RECORD SET:
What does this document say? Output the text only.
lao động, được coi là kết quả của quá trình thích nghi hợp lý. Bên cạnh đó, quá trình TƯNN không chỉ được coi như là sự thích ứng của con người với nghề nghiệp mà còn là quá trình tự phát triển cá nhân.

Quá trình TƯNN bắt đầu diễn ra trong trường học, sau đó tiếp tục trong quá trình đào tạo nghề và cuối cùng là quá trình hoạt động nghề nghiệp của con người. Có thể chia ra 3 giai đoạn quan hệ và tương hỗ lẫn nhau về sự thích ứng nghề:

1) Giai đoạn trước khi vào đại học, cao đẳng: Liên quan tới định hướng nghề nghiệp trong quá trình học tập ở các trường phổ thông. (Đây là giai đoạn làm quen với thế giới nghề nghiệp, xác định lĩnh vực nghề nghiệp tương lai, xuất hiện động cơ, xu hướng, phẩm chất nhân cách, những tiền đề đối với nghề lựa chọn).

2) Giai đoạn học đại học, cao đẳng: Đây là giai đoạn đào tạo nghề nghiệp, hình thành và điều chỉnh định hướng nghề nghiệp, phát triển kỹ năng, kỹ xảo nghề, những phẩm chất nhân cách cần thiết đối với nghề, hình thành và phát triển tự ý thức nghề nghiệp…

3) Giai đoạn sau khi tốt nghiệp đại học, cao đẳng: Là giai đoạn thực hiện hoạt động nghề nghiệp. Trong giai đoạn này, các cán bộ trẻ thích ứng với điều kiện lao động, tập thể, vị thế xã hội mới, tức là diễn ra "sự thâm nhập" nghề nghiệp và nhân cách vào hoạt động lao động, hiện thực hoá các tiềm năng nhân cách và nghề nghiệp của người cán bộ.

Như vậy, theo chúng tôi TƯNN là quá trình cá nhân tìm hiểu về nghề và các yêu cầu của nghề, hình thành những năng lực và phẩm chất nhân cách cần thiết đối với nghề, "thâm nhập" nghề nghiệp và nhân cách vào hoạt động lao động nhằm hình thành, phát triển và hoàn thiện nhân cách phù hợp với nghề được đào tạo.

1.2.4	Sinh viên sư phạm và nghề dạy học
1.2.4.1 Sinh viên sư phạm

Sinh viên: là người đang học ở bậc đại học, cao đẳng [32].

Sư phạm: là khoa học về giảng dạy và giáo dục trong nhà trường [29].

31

TASK STATEMENT: Using the listing above, please repeat every entry exactly.

TASK RESPONSE:
What does this document say? Output the text only.
lao động, được coi là kết quả của quá trình thích nghi hợp lý. Bên cạnh đó, quá trình TƯNN không chỉ được coi như là sự thích ứng của con người với nghề nghiệp mà còn là quá trình tự phát triển cá nhân.

Quá trình TƯNN bắt đầu diễn ra trong trường học, sau đó tiếp tục trong quá trình đào tạo nghề và cuối cùng là quá trình hoạt động nghề nghiệp của con người. Có thể chia ra 3 giai đoạn quan hệ và tương hỗ lẫn nhau về sự thích ứng nghề:

1) Giai đoạn trước khi vào đại học, cao đẳng: Liên quan tới định hướng nghề nghiệp trong quá trình học tập ở các trường phổ thông. (Đây là giai đoạn làm quen với thế giới nghề nghiệp, xác định lĩnh vực nghề nghiệp tương lai, xuất hiện động cơ, xu hướng, phẩm chất nhân cách, những tiền đề đối với nghề lựa chọn).

2) Giai đoạn học đại học, cao đẳng: Đây là giai đoạn đào tạo nghề nghiệp, hình thành và điều chỉnh định hướng nghề nghiệp, phát triển kỹ năng, kỹ xảo nghề, những phẩm chất nhân cách cần thiết đối với nghề, hình thành và phát triển tự ý thức nghề nghiệp…

3) Giai đoạn sau khi tốt nghiệp đại học, cao đẳng: Là giai đoạn thực hiện hoạt động nghề nghiệp. Trong giai đoạn này, các cán bộ trẻ thích ứng với điều kiện lao động, tập thể, vị thế xã hội mới, tức là diễn ra "sự thâm nhập" nghề nghiệp và nhân cách vào hoạt động lao động, hiện thực hoá các tiềm năng nhân cách và nghề nghiệp của người cán bộ.

Như vậy, theo chúng tôi TƯNN là quá trình cá nhân tìm hiểu về nghề và các yêu cầu của nghề, hình thành những năng lực và phẩm chất nhân cách cần thiết đối với nghề, "thâm nhập" nghề nghiệp và nhân cách vào hoạt động lao động nhằm hình thành, phát triển và hoàn thiện nhân cách phù hợp với nghề được đào tạo.

1.2.4	Sinh viên sư phạm và nghề dạy học
1.2.4.1 Sinh viên sư phạm

Sinh viên: là người đang học ở bậc đại học, cao đẳng [32].

Sư phạm: là khoa học về giảng dạy và giáo dục trong nhà trường [29].

31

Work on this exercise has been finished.